Copy out all lines carrying the word "valuable".

☆ ☆ ☆ ☆

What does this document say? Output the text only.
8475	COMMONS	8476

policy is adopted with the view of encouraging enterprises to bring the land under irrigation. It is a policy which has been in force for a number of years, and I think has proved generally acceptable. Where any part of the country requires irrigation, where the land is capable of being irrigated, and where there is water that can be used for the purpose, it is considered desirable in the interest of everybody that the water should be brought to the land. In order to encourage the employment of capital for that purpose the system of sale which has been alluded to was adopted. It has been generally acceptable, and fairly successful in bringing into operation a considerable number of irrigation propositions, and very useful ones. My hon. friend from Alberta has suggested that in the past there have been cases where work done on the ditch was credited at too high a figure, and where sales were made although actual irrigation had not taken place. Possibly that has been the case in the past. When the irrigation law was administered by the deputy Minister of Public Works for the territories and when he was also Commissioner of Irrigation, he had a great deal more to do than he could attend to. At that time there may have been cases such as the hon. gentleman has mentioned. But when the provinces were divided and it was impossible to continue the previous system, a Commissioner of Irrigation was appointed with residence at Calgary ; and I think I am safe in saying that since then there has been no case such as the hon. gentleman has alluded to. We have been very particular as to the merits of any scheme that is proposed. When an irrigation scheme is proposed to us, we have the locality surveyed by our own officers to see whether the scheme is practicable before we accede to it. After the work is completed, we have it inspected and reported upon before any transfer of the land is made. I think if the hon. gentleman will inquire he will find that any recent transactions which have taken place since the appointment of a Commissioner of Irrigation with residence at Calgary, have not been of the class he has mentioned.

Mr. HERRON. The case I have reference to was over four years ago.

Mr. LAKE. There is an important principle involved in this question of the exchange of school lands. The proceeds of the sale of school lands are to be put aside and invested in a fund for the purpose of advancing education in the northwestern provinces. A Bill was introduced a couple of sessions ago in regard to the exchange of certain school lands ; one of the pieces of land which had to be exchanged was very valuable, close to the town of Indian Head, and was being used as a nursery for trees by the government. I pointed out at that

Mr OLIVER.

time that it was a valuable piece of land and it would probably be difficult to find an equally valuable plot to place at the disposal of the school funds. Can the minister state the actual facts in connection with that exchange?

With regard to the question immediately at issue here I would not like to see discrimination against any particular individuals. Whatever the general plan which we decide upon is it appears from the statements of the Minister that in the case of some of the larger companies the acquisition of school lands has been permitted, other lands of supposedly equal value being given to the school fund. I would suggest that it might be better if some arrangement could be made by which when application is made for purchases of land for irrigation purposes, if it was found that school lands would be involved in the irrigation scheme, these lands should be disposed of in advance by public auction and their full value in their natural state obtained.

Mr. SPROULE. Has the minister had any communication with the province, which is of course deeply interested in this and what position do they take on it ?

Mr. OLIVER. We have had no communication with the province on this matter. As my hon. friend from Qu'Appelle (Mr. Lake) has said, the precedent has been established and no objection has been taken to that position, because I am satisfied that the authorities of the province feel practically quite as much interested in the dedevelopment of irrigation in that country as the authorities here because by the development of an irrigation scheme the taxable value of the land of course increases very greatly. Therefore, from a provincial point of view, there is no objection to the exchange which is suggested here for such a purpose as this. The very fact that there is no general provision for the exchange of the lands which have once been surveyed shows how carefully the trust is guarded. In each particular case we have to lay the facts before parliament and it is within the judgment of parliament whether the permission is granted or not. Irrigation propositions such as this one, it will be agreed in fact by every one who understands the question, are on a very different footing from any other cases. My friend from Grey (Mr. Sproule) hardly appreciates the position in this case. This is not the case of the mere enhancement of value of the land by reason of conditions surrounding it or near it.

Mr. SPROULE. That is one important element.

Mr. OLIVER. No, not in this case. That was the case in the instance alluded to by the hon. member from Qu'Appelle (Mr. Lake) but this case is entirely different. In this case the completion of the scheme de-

☆ ☆ ☆ ☆

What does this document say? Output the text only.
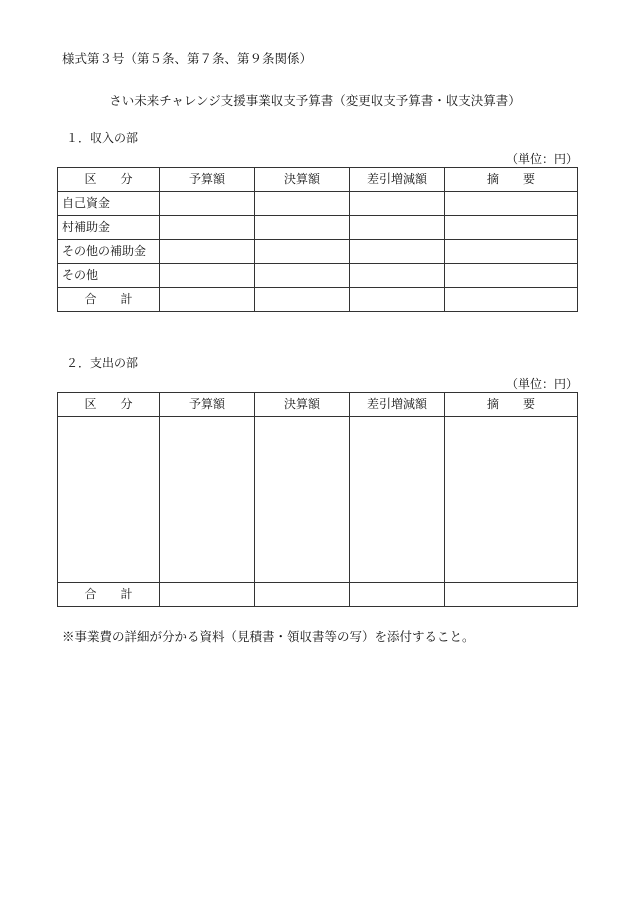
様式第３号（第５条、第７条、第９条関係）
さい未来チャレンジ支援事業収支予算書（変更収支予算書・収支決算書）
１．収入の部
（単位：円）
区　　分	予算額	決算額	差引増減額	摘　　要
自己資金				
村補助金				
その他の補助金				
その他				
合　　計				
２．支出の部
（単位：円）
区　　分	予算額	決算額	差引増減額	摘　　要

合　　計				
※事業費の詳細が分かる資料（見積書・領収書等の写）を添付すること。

☆ ☆ ☆ ☆

• **Full output**:
Mr. LAKE. There is an important principle involved in this question of the exchange of school lands. The proceeds of the sale of school lands are to be put aside and invested in a fund for the purpose of advancing education in the northwestern provinces. A Bill was introduced a couple of sessions ago in regard to the exchange of certain school lands ; one of the pieces of land which had to be exchanged was very valuable, close to the town of Indian Head, and was being used as a nursery for trees by the government. I pointed out at that
time that it was a valuable piece of land and it would probably be difficult to find an equally valuable plot to place at the disposal of the school funds. Can the minister state the actual facts in connection with that exchange?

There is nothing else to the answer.